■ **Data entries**
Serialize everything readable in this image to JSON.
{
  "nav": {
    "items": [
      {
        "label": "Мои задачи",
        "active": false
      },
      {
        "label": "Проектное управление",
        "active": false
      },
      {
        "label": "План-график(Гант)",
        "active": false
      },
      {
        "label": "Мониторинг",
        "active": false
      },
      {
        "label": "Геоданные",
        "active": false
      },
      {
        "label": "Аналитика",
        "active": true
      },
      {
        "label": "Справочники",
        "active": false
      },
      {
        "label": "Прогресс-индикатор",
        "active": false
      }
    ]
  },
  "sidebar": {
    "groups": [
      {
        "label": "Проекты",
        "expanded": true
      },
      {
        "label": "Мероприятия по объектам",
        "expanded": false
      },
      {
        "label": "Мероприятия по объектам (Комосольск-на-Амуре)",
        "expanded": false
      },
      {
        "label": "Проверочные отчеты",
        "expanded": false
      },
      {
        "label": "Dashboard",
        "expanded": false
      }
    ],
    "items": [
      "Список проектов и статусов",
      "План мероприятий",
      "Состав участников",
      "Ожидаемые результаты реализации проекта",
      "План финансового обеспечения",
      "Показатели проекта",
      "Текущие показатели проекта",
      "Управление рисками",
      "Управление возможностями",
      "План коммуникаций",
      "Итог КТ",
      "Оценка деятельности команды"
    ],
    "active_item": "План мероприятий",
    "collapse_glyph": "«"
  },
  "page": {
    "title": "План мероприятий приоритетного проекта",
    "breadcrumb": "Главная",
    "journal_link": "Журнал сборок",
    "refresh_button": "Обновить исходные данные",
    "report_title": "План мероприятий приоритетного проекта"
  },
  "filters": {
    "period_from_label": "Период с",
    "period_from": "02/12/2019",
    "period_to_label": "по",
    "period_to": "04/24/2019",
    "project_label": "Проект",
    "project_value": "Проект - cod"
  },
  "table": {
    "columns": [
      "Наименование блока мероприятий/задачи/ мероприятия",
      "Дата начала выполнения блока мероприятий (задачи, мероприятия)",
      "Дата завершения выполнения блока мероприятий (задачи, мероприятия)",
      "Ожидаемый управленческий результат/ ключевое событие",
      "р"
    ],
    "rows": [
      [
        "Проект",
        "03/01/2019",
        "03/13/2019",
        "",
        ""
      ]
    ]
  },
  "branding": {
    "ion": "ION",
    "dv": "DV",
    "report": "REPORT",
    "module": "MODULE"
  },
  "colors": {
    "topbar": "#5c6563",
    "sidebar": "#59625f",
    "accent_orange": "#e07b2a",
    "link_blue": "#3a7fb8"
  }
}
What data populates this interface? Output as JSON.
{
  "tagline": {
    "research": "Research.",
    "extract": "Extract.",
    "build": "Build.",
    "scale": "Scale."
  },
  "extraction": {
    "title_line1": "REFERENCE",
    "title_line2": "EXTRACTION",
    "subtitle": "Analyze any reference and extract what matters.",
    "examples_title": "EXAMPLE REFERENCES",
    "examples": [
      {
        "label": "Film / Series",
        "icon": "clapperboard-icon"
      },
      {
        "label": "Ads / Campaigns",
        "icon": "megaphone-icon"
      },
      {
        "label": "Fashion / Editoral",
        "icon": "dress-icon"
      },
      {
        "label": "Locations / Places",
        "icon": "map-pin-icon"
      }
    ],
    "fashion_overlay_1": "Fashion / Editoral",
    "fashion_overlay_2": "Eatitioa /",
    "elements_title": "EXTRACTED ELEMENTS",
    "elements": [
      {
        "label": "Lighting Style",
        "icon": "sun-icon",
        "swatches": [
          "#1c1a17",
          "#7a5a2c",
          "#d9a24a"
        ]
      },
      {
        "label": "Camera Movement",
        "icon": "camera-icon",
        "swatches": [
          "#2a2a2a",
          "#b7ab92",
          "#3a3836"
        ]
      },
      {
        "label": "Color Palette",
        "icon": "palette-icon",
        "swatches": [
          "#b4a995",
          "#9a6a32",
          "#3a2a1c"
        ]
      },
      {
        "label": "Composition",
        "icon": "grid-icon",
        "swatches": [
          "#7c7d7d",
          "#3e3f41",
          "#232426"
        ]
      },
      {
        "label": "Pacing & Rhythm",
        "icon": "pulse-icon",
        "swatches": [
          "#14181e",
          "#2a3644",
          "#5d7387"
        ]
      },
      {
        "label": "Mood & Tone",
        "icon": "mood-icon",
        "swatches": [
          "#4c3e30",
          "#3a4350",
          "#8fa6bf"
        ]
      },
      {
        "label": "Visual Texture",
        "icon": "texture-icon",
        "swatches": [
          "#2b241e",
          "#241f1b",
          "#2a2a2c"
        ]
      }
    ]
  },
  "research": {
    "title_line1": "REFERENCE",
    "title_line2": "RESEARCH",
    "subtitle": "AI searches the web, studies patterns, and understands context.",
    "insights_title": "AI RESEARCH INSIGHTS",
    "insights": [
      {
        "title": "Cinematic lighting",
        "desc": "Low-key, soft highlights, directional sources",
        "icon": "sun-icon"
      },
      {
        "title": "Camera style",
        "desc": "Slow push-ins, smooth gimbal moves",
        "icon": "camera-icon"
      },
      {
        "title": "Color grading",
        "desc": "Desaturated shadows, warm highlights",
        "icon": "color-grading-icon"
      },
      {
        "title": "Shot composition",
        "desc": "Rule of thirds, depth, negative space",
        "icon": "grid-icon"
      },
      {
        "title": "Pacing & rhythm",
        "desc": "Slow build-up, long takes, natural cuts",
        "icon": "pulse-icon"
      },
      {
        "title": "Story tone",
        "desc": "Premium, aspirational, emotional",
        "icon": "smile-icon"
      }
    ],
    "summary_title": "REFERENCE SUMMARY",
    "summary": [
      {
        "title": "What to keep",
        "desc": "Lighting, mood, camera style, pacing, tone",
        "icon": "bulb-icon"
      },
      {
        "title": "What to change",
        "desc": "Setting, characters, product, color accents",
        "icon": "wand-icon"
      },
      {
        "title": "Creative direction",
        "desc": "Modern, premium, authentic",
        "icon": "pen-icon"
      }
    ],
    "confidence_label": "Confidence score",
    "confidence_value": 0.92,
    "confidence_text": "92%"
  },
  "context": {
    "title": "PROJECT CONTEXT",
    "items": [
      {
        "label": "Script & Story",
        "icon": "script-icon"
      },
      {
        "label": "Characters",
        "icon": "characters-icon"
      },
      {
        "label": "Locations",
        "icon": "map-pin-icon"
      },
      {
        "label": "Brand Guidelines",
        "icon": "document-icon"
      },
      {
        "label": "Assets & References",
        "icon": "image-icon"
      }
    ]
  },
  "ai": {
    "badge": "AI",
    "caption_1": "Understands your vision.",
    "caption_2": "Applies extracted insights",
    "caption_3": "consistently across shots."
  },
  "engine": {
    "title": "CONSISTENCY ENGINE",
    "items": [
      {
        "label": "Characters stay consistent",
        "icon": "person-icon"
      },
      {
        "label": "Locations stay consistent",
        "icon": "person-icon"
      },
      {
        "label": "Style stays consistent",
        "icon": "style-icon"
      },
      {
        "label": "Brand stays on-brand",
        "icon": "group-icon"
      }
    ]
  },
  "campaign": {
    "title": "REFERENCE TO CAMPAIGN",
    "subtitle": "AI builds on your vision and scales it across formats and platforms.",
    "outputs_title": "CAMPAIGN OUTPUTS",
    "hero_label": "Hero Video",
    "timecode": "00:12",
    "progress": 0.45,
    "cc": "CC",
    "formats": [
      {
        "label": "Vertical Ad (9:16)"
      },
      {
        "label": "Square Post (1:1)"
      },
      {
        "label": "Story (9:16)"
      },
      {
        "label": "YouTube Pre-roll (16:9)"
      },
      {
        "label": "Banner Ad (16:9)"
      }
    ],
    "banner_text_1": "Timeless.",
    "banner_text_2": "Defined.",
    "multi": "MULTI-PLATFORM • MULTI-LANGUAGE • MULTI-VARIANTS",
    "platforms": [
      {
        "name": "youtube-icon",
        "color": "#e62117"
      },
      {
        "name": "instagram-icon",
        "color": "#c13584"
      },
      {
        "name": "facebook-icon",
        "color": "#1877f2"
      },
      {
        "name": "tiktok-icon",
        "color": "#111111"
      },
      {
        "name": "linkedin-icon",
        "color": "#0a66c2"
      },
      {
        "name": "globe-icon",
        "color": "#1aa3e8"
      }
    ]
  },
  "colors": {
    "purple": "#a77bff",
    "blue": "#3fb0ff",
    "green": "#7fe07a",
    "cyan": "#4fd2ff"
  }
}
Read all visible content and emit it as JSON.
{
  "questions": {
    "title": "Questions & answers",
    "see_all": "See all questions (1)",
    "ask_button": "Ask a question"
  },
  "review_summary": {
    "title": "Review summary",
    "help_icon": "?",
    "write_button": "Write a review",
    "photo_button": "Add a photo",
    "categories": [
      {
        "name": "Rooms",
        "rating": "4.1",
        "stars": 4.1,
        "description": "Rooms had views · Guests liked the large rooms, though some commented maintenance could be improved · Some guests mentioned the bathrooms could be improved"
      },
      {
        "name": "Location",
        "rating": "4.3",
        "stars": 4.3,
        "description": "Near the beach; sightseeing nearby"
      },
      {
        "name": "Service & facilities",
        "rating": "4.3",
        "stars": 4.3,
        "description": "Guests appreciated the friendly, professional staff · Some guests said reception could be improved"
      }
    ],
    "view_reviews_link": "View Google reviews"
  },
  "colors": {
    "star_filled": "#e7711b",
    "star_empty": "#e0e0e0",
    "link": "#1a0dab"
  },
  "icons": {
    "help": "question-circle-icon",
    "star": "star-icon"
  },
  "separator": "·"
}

■ **Aim of the task**
Lines containing the string "приоритетного" should be counted; reply with their number and nothing more.

■ **Complete answer**
2